WORK TO COMPLETE:
Each line that holds the word "birth" should be returned.

[Data excerpts]
# # #

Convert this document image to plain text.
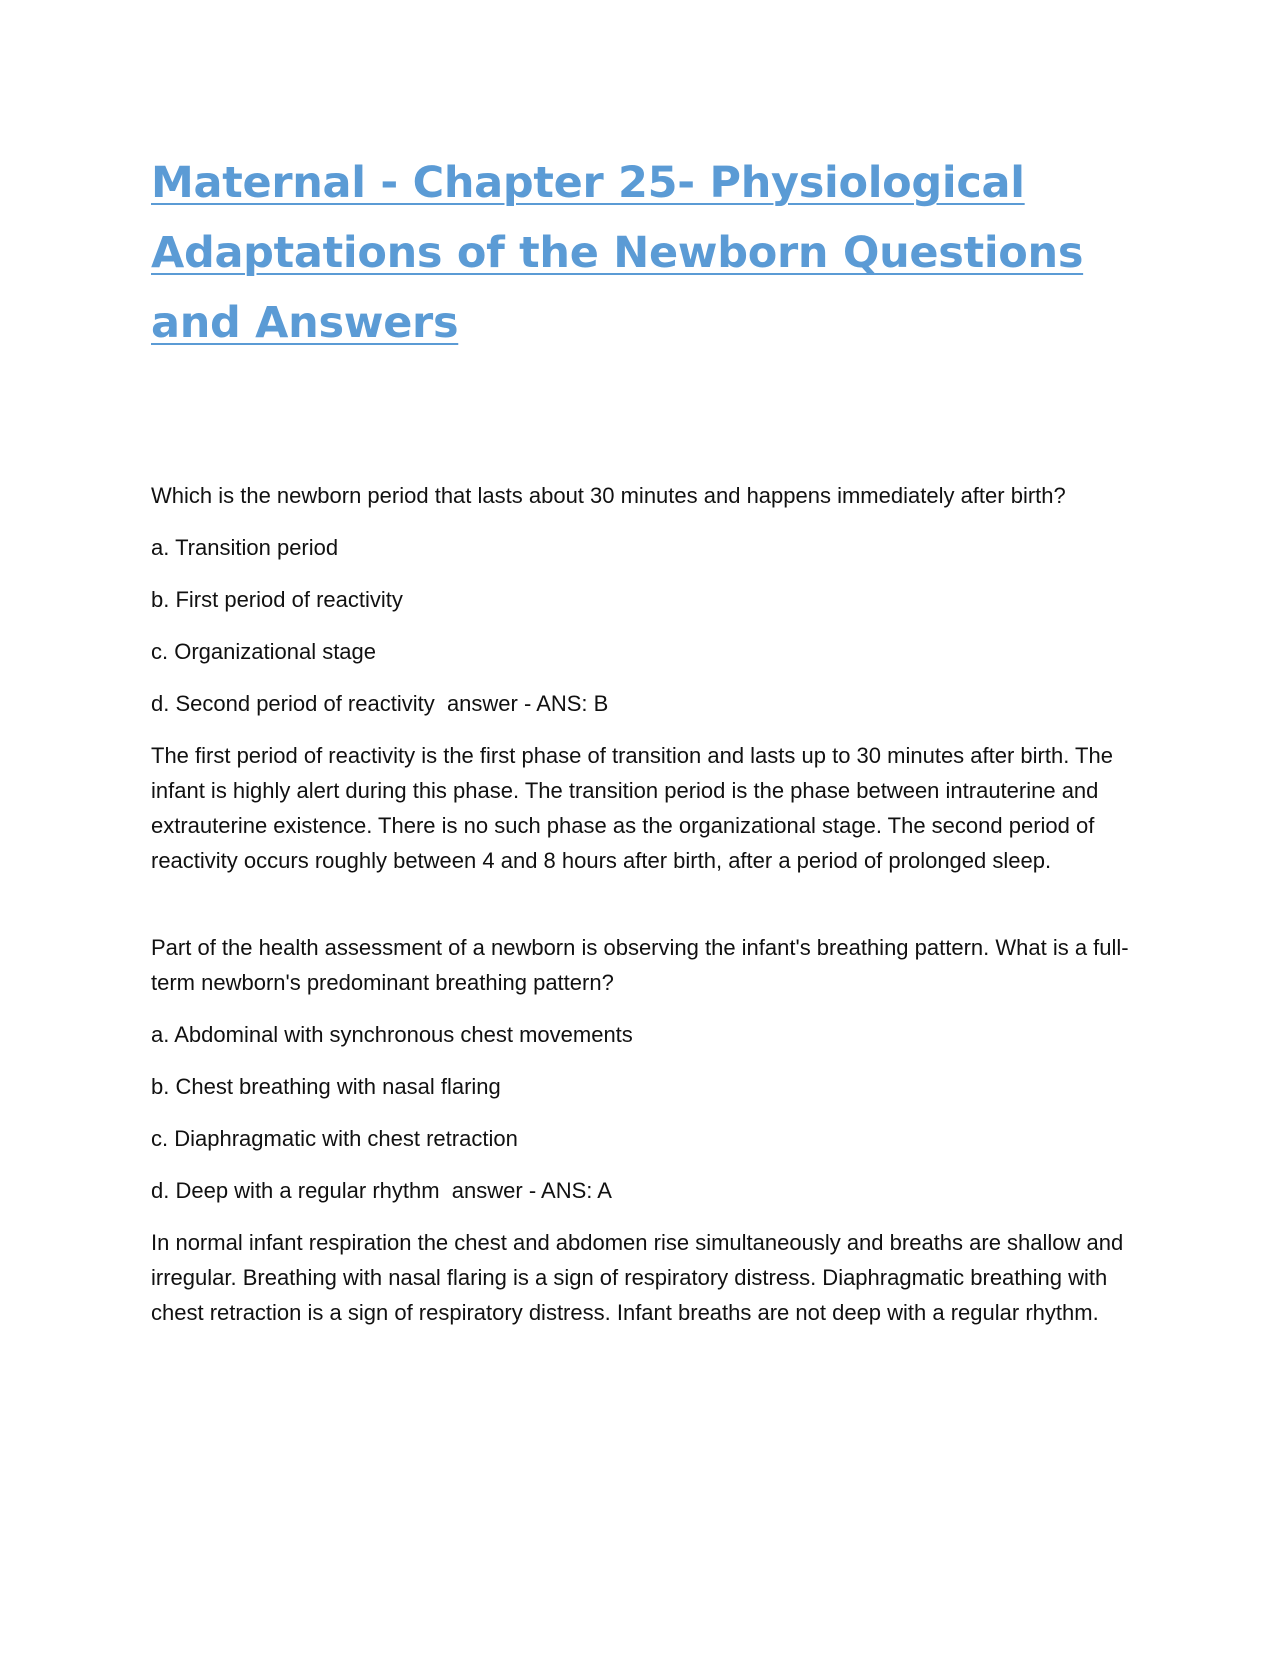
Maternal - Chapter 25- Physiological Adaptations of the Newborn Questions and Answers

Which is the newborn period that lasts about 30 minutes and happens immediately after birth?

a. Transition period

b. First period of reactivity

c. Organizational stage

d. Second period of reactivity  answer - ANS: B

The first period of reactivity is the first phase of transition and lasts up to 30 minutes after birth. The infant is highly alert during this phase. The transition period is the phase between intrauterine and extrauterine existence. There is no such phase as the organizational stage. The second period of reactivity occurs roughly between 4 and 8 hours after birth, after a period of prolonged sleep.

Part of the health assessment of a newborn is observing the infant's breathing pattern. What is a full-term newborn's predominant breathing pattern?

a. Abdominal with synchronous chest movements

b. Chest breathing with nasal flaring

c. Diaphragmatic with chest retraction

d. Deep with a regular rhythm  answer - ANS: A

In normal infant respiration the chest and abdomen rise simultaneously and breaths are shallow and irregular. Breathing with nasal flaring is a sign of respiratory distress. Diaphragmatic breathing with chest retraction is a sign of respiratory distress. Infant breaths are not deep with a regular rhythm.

# # #

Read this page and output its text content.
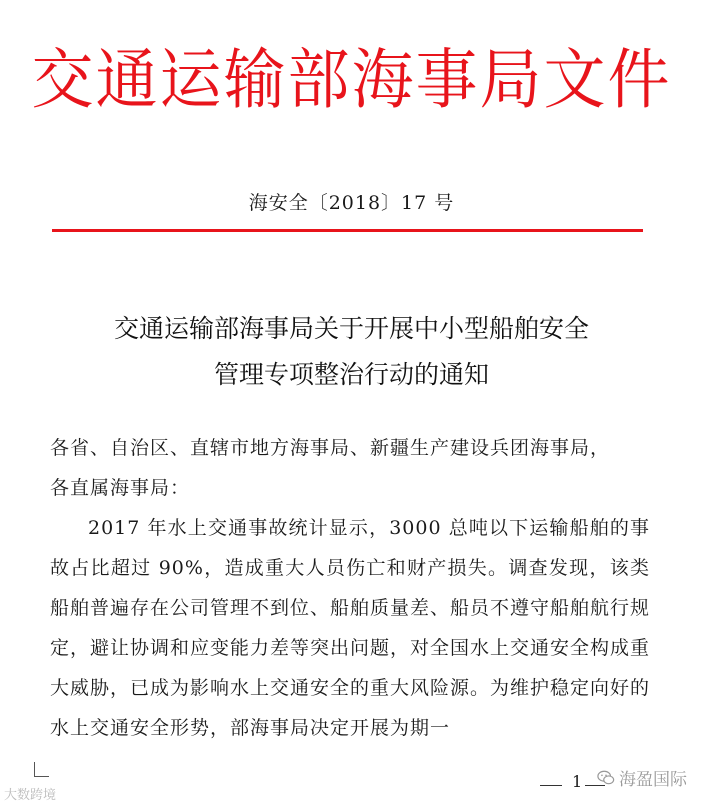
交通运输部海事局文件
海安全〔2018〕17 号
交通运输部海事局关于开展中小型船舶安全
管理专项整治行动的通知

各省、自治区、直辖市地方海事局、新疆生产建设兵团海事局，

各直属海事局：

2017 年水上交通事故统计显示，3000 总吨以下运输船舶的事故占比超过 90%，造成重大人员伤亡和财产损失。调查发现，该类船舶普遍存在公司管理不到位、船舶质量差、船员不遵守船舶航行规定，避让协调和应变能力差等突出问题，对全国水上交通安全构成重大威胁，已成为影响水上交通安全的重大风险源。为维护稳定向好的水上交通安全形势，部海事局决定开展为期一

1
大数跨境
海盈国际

# # #

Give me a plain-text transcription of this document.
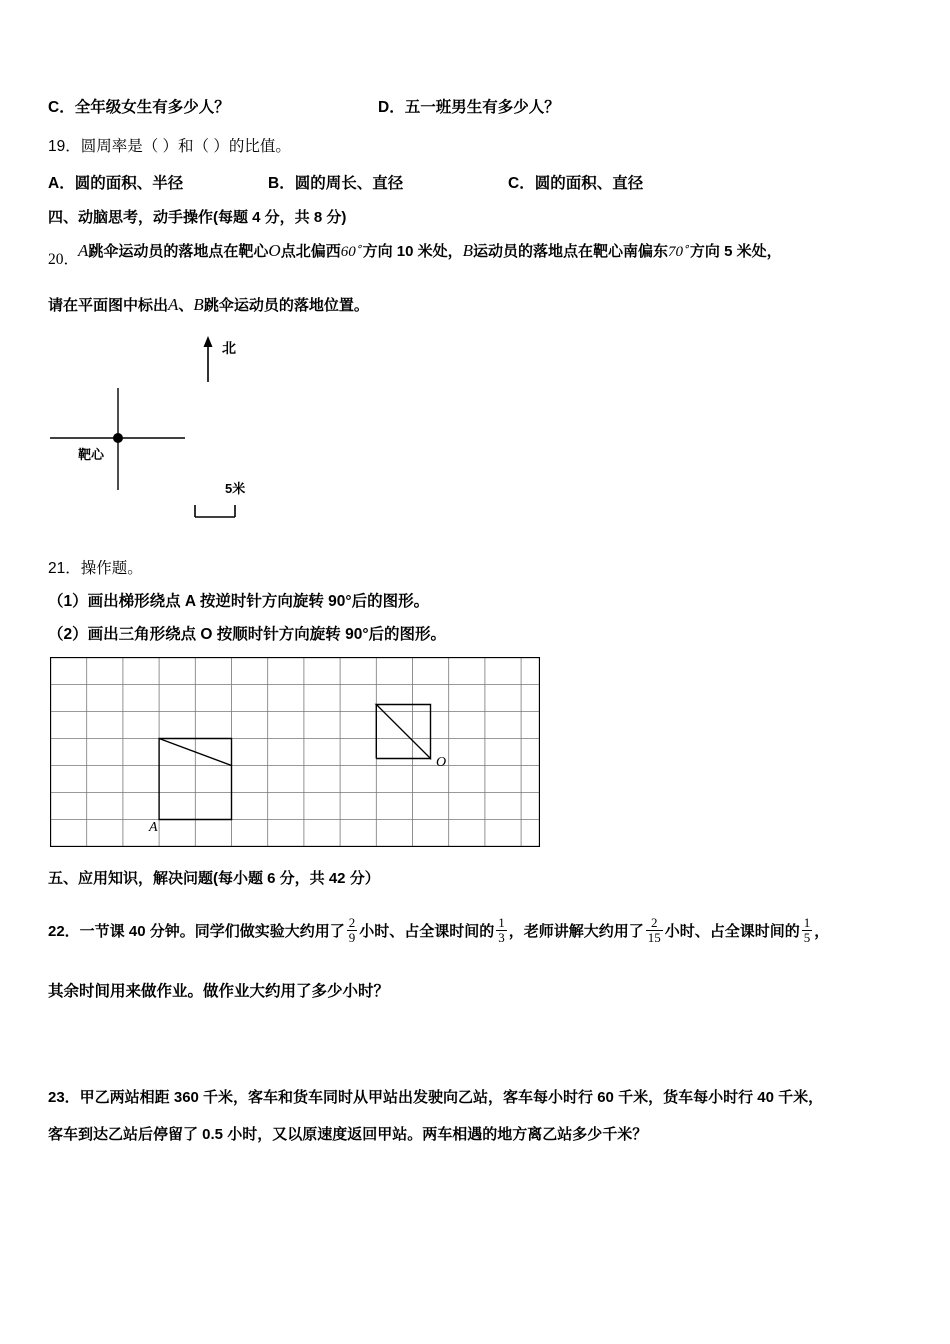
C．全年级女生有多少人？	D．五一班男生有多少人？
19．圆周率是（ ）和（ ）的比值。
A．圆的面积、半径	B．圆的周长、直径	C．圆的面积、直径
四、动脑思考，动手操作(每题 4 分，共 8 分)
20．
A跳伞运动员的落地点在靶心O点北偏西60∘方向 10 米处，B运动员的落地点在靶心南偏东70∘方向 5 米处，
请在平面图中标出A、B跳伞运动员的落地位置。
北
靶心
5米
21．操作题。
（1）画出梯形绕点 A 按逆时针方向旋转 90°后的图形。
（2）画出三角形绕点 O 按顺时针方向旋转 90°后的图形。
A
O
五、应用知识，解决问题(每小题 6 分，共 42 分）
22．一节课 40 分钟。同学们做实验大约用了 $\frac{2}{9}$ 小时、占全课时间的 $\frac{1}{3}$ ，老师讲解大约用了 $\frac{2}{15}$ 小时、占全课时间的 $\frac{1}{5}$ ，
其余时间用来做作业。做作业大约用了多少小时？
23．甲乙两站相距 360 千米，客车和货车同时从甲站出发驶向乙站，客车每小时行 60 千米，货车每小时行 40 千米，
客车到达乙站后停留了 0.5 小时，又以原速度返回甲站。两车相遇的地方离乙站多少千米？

# # #

WRITTEN ANSWER:
Which is the newborn period that lasts about 30 minutes and happens immediately after birth?
The first period of reactivity is the first phase of transition and lasts up to 30 minutes after birth. The infant is highly alert during this phase. The transition period is the phase between intrauterine and extrauterine existence. There is no such phase as the organizational stage. The second period of reactivity occurs roughly between 4 and 8 hours after birth, after a period of prolonged sleep.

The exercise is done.